> Exercise prompt: In the metrics monitoring text, write out the stretch from "Metrics data is" through "the last 10min?" again, substituting "memory usage" for each "CPU load".

> Extract provided:
++++++

A metrics monitoring and alerting system generally contains five components, as illustrated in Figure 2. metrics-monitoring-core-components

Figure 2 Five components of the system

Data collection: collect metric data from different sources.
Data transmission: transfer data from sources to the metrics monitoring system.
Data storage: organize and store incoming data.
Alerting: analyze incoming data, detect anomalies, and generate alerts. The system must be able to send alerts to different communication channels.
Visualization: present data in graphs, charts, etc. Engineers are better at identifying patterns, trends, or problems when data is presented visually, so we need visualization functionality.

Data model

Metrics data is usually recorded as a time-series, which contains a set of values with timestamps. The series can be identified by name and an optional set of tags.

Example 1 - What is the CPU load on production server instance i631 at 20:00? metrics-example-1

The data can be identified by the following table: metrics-example-1-data

The time series is identified by the metric name, labels and a single point in at a specific time.

Example 2 - What is the average CPU load across all web servers in the us-west region for the last 10min?

CPU.load host=webserver01,region=us-west 1613707265 50

CPU.load host=webserver01,region=us-west 1613707265 62

CPU.load host=webserver02,region=us-west 1613707265 43

CPU.load host=webserver02,region=us-west 1613707265 53

...

++++++

> Stored data:
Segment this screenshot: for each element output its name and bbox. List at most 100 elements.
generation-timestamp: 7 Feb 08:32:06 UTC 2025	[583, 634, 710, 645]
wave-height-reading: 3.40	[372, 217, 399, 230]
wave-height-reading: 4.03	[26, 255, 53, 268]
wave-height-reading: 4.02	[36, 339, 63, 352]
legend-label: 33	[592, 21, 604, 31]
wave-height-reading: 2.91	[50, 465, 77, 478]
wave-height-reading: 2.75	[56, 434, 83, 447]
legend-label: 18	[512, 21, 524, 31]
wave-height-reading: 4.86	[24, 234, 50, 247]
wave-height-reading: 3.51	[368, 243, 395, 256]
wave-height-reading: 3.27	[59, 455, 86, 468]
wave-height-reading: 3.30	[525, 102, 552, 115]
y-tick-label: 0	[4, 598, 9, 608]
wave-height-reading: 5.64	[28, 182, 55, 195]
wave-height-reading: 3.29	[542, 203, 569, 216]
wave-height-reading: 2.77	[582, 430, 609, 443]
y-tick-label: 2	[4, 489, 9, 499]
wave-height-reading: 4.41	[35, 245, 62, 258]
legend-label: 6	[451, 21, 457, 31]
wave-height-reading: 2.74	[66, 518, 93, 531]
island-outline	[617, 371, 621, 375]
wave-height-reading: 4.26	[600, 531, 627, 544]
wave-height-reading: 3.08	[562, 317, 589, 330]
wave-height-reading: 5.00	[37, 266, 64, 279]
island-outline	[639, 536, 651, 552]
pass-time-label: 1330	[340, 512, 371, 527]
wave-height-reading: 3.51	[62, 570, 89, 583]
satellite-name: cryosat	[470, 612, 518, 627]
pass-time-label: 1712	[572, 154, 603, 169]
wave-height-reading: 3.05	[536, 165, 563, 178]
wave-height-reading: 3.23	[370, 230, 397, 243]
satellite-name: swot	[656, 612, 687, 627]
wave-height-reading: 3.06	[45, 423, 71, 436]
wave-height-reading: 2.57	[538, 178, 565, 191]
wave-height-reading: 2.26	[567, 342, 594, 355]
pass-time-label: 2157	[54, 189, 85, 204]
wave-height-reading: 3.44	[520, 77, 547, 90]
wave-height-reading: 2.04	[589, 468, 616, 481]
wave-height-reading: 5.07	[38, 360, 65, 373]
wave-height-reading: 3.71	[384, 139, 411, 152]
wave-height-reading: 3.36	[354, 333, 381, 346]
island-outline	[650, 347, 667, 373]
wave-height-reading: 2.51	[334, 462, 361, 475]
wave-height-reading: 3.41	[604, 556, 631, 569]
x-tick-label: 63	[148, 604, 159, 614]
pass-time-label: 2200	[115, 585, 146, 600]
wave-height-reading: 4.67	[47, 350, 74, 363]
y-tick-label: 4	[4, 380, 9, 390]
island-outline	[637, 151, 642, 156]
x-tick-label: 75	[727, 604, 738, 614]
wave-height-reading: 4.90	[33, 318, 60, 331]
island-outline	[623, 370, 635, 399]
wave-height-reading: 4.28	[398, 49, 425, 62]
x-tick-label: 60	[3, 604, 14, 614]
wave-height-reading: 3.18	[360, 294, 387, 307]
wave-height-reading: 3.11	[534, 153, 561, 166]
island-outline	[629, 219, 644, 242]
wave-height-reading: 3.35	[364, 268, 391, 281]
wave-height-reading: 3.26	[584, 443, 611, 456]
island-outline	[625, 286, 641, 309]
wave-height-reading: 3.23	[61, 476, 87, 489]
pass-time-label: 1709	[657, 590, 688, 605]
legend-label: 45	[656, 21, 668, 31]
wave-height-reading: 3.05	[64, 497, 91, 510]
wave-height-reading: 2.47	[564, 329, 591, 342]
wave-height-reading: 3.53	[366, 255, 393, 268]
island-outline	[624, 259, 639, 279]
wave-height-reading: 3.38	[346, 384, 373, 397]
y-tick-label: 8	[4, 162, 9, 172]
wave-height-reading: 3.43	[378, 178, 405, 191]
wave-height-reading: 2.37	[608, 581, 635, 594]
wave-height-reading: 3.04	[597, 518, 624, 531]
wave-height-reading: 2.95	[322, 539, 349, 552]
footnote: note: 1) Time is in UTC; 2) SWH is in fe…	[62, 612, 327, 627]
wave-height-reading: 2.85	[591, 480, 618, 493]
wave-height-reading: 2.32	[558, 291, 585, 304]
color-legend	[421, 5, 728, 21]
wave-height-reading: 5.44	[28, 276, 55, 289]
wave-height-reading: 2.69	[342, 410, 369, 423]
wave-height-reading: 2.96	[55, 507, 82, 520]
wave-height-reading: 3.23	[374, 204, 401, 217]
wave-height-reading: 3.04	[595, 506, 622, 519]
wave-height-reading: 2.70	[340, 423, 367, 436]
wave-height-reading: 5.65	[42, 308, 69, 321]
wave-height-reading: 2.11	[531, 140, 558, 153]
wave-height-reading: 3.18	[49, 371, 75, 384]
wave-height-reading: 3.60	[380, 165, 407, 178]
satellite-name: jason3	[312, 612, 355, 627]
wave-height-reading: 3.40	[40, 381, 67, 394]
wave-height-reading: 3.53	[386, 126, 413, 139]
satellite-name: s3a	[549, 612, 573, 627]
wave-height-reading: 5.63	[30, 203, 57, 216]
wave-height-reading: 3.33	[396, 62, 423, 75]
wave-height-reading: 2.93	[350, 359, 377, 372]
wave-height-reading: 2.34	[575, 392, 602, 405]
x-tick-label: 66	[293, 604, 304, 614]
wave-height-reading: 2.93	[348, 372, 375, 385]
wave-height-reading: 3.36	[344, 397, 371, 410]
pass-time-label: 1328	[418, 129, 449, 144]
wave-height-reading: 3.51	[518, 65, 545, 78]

++++++

> Response to the task:
Metrics data is usually recorded as a time-series, which contains a set of values with timestamps. The series can be identified by name and an optional set of tags.

Example 1 - What is the memory usage on production server instance i631 at 20:00? metrics-example-1

The data can be identified by the following table: metrics-example-1-data

The time series is identified by the metric name, labels and a single point in at a specific time.

Example 2 - What is the average memory usage across all web servers in the us-west region for the last 10min?